SOURCE DATA:
***
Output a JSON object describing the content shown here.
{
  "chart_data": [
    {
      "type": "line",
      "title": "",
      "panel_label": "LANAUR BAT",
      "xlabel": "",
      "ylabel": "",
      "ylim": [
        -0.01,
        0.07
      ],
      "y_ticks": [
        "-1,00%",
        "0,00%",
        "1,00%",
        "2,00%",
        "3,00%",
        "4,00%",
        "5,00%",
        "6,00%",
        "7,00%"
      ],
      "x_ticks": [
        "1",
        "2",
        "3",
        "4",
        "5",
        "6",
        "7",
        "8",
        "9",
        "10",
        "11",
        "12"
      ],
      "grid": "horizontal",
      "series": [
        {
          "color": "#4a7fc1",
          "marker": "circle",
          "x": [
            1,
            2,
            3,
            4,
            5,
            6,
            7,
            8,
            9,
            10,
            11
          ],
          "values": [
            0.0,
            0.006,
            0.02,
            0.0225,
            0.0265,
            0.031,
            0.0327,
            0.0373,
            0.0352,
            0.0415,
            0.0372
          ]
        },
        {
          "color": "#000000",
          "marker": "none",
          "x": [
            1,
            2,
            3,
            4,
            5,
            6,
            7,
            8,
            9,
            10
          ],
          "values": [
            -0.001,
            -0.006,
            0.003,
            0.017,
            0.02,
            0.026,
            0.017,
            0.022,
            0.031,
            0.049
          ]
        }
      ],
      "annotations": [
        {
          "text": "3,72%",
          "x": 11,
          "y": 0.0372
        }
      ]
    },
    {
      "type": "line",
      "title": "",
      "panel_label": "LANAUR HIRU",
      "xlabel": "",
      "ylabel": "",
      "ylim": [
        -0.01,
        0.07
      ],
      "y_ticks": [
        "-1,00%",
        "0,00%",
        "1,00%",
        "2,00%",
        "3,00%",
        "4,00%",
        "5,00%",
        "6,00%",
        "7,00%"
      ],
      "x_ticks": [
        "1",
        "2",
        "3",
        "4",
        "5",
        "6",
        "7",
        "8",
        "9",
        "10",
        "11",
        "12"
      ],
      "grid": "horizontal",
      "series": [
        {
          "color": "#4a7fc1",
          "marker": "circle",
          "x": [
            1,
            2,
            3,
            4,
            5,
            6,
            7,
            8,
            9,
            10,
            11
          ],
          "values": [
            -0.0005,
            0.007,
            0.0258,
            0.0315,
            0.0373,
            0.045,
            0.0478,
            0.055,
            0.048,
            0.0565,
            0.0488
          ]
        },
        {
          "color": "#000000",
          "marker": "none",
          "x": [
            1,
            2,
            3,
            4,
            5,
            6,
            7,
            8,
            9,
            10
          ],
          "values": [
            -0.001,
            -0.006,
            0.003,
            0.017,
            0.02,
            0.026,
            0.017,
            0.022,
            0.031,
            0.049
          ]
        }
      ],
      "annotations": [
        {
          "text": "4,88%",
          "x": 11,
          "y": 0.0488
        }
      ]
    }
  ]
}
***
WHAT YOU HAVE TO DO:
Repeat every record, keeping each word and mark exactly as it is.

REPLY TO THE EXERCISE:
Output a JSON object describing the content shown here.
{
  "chart_data": [
    {
      "type": "line",
      "title": "",
      "panel_label": "LANAUR BAT",
      "xlabel": "",
      "ylabel": "",
      "ylim": [
        -0.01,
        0.07
      ],
      "y_ticks": [
        "-1,00%",
        "0,00%",
        "1,00%",
        "2,00%",
        "3,00%",
        "4,00%",
        "5,00%",
        "6,00%",
        "7,00%"
      ],
      "x_ticks": [
        "1",
        "2",
        "3",
        "4",
        "5",
        "6",
        "7",
        "8",
        "9",
        "10",
        "11",
        "12"
      ],
      "grid": "horizontal",
      "series": [
        {
          "color": "#4a7fc1",
          "marker": "circle",
          "x": [
            1,
            2,
            3,
            4,
            5,
            6,
            7,
            8,
            9,
            10,
            11
          ],
          "values": [
            0.0,
            0.006,
            0.02,
            0.0225,
            0.0265,
            0.031,
            0.0327,
            0.0373,
            0.0352,
            0.0415,
            0.0372
          ]
        },
        {
          "color": "#000000",
          "marker": "none",
          "x": [
            1,
            2,
            3,
            4,
            5,
            6,
            7,
            8,
            9,
            10
          ],
          "values": [
            -0.001,
            -0.006,
            0.003,
            0.017,
            0.02,
            0.026,
            0.017,
            0.022,
            0.031,
            0.049
          ]
        }
      ],
      "annotations": [
        {
          "text": "3,72%",
          "x": 11,
          "y": 0.0372
        }
      ]
    },
    {
      "type": "line",
      "title": "",
      "panel_label": "LANAUR HIRU",
      "xlabel": "",
      "ylabel": "",
      "ylim": [
        -0.01,
        0.07
      ],
      "y_ticks": [
        "-1,00%",
        "0,00%",
        "1,00%",
        "2,00%",
        "3,00%",
        "4,00%",
        "5,00%",
        "6,00%",
        "7,00%"
      ],
      "x_ticks": [
        "1",
        "2",
        "3",
        "4",
        "5",
        "6",
        "7",
        "8",
        "9",
        "10",
        "11",
        "12"
      ],
      "grid": "horizontal",
      "series": [
        {
          "color": "#4a7fc1",
          "marker": "circle",
          "x": [
            1,
            2,
            3,
            4,
            5,
            6,
            7,
            8,
            9,
            10,
            11
          ],
          "values": [
            -0.0005,
            0.007,
            0.0258,
            0.0315,
            0.0373,
            0.045,
            0.0478,
            0.055,
            0.048,
            0.0565,
            0.0488
          ]
        },
        {
          "color": "#000000",
          "marker": "none",
          "x": [
            1,
            2,
            3,
            4,
            5,
            6,
            7,
            8,
            9,
            10
          ],
          "values": [
            -0.001,
            -0.006,
            0.003,
            0.017,
            0.02,
            0.026,
            0.017,
            0.022,
            0.031,
            0.049
          ]
        }
      ],
      "annotations": [
        {
          "text": "4,88%",
          "x": 11,
          "y": 0.0488
        }
      ]
    }
  ]
}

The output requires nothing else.